**EXTRACTED INFORMATION**
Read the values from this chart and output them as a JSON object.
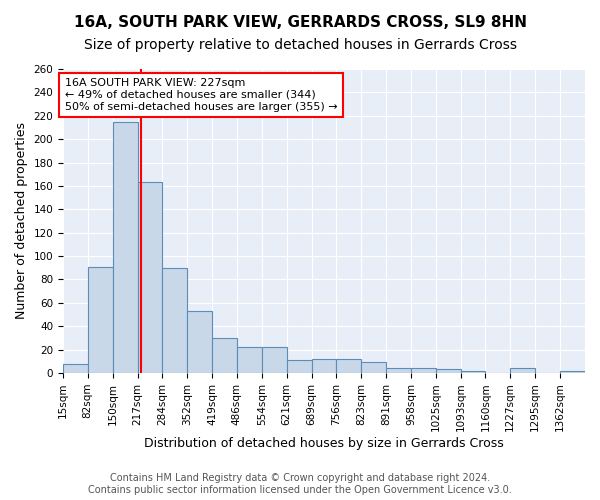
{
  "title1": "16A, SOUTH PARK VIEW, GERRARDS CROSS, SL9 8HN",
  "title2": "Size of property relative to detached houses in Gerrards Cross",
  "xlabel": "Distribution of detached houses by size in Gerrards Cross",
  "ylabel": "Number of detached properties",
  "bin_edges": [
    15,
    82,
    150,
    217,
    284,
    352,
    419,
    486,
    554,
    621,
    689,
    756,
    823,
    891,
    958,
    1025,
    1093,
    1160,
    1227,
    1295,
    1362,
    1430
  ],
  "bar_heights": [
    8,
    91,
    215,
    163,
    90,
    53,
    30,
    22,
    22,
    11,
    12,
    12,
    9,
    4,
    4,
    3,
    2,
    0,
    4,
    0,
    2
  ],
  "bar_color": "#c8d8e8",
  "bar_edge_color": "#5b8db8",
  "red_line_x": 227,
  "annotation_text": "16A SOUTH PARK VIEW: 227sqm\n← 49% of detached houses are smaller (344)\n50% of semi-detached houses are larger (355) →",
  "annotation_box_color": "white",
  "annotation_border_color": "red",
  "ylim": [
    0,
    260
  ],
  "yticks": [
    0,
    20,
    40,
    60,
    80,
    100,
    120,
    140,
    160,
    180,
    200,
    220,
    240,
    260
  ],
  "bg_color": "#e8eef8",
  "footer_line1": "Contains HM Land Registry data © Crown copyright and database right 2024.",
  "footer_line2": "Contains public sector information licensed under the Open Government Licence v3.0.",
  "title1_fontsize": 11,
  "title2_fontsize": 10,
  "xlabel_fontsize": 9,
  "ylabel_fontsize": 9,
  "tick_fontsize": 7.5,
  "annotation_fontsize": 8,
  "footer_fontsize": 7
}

**GIVEN REQUEST**
Leave out the pictures and repeat everything else in the records exactly.

**TASK SOLUTION**
Read the values from this chart and output them as a JSON object.
{
  "title1": "16A, SOUTH PARK VIEW, GERRARDS CROSS, SL9 8HN",
  "title2": "Size of property relative to detached houses in Gerrards Cross",
  "xlabel": "Distribution of detached houses by size in Gerrards Cross",
  "ylabel": "Number of detached properties",
  "bin_edges": [
    15,
    82,
    150,
    217,
    284,
    352,
    419,
    486,
    554,
    621,
    689,
    756,
    823,
    891,
    958,
    1025,
    1093,
    1160,
    1227,
    1295,
    1362,
    1430
  ],
  "bar_heights": [
    8,
    91,
    215,
    163,
    90,
    53,
    30,
    22,
    22,
    11,
    12,
    12,
    9,
    4,
    4,
    3,
    2,
    0,
    4,
    0,
    2
  ],
  "bar_color": "#c8d8e8",
  "bar_edge_color": "#5b8db8",
  "red_line_x": 227,
  "annotation_text": "16A SOUTH PARK VIEW: 227sqm\n← 49% of detached houses are smaller (344)\n50% of semi-detached houses are larger (355) →",
  "annotation_box_color": "white",
  "annotation_border_color": "red",
  "ylim": [
    0,
    260
  ],
  "yticks": [
    0,
    20,
    40,
    60,
    80,
    100,
    120,
    140,
    160,
    180,
    200,
    220,
    240,
    260
  ],
  "bg_color": "#e8eef8",
  "footer_line1": "Contains HM Land Registry data © Crown copyright and database right 2024.",
  "footer_line2": "Contains public sector information licensed under the Open Government Licence v3.0.",
  "title1_fontsize": 11,
  "title2_fontsize": 10,
  "xlabel_fontsize": 9,
  "ylabel_fontsize": 9,
  "tick_fontsize": 7.5,
  "annotation_fontsize": 8,
  "footer_fontsize": 7
}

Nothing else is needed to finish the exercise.